▸ **Sayfa Alıntısı**:

--------------------

ADANA İLİ KARAİSALI İLÇESİ SEYHAN HAVZASI’NDA TAŞKIN ÖTELENMESİ YÖNTEMLERİNİN KARŞILAŞTIRILMASI VE ANALİZİ

Bu çalışmada, Adana İli Seyhan Havzası’nda meydana gelen taşkına ait saatlik debi verileri kullanılarak taşkın ötelenme çalışması yapılmıştır. Akarsu üzerindeki E18A025 nolu Akım Gözlem İstasyonu'nda (AGİ) ve bu AGİ'nun 5,044 km mansabında yer alan D18A054 nolu AGİ'nda gözlenen birer saat aralıklı hidrograf verileri kullanılmıştır. İstasyonlarda ölçülen değerler ile hidrolik ve hidrolojik modellerin sonuçları karşılaştırılmıştır. Çalışmada hidrolojik modellerden Muskingum ve SCS; hidrolik modeller olarak da Kinematik Dalga, Muskingum-Cunge ve Dinamik yöntemleri uygulanmıştır. Ölçülen ve modellerden hesaplanan değerler arasındaki Hataların Ortalama Karekökü (HOK), Ortalama Mutlak Hata (OMH) ve Belirlilik Katsayısı (R2) değerleri hesaplanmış ve yöntemlerin performansları irdelenerek hangi yöntemin daha iyi sonuç verdiği değerlendirilmiştir. Çalışma sonunda, Muskingum Yönteminin en iyi tahmini verdiği, Muskingum-Cunge, SCS ve Kinematik Yöntemlerinin tahminlerinin de kabul edilebilecek düzeyde olduğu, Dinamik Yöntemin ise oldukça hatalı tahminler verdiği belirlenmiştir.

--------------------

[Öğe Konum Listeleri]
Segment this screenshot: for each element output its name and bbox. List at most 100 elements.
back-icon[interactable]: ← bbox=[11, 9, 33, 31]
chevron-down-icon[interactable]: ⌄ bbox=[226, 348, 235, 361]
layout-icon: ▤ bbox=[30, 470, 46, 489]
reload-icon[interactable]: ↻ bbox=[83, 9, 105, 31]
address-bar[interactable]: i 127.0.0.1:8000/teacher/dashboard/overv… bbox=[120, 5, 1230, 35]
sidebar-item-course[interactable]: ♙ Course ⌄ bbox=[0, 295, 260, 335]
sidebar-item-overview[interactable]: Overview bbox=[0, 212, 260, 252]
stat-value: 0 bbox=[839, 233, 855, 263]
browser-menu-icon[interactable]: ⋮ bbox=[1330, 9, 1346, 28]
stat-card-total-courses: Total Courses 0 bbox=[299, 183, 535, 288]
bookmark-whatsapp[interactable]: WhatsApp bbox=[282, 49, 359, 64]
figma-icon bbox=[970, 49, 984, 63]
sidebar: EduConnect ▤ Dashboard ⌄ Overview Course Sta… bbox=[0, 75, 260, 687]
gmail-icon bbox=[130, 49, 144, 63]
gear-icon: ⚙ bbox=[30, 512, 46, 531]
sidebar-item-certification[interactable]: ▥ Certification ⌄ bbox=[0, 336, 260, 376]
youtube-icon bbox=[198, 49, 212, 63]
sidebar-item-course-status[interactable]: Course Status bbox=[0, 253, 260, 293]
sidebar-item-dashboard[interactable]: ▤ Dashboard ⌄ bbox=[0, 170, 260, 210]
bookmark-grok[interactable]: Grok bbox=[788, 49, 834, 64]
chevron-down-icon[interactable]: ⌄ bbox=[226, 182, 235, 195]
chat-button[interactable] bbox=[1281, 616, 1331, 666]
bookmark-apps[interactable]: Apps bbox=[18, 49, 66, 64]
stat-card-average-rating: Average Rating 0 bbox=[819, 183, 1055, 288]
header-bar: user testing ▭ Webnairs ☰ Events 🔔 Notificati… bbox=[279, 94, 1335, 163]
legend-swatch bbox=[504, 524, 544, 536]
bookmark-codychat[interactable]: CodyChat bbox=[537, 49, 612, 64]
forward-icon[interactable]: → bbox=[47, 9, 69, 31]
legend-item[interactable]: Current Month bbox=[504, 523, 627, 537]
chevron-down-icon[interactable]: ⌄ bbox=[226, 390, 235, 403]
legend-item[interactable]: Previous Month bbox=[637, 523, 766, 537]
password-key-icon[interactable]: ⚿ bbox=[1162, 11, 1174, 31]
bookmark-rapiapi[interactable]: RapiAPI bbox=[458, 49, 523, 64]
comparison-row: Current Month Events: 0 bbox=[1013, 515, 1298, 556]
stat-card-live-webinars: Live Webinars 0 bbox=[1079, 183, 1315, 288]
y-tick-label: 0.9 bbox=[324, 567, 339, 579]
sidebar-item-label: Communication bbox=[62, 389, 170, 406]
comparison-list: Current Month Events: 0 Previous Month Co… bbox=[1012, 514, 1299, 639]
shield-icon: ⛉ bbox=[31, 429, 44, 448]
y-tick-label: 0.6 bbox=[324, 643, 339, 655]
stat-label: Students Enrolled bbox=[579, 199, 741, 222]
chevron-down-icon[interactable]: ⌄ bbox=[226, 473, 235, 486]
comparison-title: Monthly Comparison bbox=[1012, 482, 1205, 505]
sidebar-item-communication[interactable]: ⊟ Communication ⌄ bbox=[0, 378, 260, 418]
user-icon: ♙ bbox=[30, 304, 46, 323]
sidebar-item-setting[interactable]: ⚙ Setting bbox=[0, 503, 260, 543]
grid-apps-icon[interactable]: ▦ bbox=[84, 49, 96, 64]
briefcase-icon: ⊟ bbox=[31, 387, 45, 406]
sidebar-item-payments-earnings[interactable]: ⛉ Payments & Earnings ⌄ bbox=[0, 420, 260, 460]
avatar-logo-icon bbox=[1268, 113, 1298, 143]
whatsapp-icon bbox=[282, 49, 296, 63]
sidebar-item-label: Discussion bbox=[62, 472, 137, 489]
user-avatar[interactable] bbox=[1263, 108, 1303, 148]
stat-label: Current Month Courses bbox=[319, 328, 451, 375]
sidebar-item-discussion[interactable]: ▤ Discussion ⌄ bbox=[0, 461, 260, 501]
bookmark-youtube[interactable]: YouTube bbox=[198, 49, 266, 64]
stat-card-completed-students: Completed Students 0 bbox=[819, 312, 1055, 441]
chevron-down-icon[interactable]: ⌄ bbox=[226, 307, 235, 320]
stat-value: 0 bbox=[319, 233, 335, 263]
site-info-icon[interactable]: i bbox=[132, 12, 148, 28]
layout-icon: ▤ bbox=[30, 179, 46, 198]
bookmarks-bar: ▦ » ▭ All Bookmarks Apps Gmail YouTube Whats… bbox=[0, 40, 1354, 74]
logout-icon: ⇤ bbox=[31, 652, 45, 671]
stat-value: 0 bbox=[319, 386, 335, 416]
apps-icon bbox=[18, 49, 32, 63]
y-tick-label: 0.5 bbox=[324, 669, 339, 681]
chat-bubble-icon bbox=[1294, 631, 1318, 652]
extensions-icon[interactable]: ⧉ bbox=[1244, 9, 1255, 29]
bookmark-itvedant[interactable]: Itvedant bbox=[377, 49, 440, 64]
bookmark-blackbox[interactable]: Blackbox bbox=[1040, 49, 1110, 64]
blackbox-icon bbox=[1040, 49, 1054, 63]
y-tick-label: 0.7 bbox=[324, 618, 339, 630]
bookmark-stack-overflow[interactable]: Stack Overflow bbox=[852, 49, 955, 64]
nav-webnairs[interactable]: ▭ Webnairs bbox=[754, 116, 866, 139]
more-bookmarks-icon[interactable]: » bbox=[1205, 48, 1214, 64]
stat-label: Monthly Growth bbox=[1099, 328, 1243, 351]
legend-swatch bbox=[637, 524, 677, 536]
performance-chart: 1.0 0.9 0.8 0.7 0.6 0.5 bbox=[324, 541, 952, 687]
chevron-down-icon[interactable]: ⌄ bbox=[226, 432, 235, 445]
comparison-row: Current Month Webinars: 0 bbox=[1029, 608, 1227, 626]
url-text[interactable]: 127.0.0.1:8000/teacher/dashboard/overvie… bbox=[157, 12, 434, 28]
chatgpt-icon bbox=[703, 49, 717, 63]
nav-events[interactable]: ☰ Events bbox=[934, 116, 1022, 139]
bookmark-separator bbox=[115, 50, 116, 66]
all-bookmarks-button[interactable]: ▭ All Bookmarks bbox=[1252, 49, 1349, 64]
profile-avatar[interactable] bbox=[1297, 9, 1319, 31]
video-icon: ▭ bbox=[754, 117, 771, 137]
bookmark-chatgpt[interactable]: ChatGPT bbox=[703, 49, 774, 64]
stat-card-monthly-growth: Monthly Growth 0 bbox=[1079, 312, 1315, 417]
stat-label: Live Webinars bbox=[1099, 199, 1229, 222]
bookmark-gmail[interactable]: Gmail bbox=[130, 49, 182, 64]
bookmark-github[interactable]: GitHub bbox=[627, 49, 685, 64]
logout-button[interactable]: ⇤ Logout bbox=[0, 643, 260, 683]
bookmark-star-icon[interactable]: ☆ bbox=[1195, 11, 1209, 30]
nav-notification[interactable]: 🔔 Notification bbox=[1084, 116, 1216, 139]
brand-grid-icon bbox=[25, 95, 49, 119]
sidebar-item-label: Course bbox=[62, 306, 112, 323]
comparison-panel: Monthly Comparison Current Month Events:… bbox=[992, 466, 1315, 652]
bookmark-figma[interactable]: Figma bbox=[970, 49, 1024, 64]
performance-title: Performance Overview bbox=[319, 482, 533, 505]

--------------------

▸ **Yapılacak İş**: Taşkın ötelenmesi yöntemlerini karşılaştıran metni, başlığıyla birlikte hiçbir değişiklik yapmadan eksiksiz alıntılayınız.

▸ **Göreve Yanıt**:
ADANA İLİ KARAİSALI İLÇESİ SEYHAN HAVZASI’NDA TAŞKIN ÖTELENMESİ YÖNTEMLERİNİN KARŞILAŞTIRILMASI VE ANALİZİ

Bu çalışmada, Adana İli Seyhan Havzası’nda meydana gelen taşkına ait saatlik debi verileri kullanılarak taşkın ötelenme çalışması yapılmıştır. Akarsu üzerindeki E18A025 nolu Akım Gözlem İstasyonu'nda (AGİ) ve bu AGİ'nun 5,044 km mansabında yer alan D18A054 nolu AGİ'nda gözlenen birer saat aralıklı hidrograf verileri kullanılmıştır. İstasyonlarda ölçülen değerler ile hidrolik ve hidrolojik modellerin sonuçları karşılaştırılmıştır. Çalışmada hidrolojik modellerden Muskingum ve SCS; hidrolik modeller olarak da Kinematik Dalga, Muskingum-Cunge ve Dinamik yöntemleri uygulanmıştır. Ölçülen ve modellerden hesaplanan değerler arasındaki Hataların Ortalama Karekökü (HOK), Ortalama Mutlak Hata (OMH) ve Belirlilik Katsayısı (R2) değerleri hesaplanmış ve yöntemlerin performansları irdelenerek hangi yöntemin daha iyi sonuç verdiği değerlendirilmiştir. Çalışma sonunda, Muskingum Yönteminin en iyi tahmini verdiği, Muskingum-Cunge, SCS ve Kinematik Yöntemlerinin tahminlerinin de kabul edilebilecek düzeyde olduğu, Dinamik Yöntemin ise oldukça hatalı tahminler verdiği belirlenmiştir.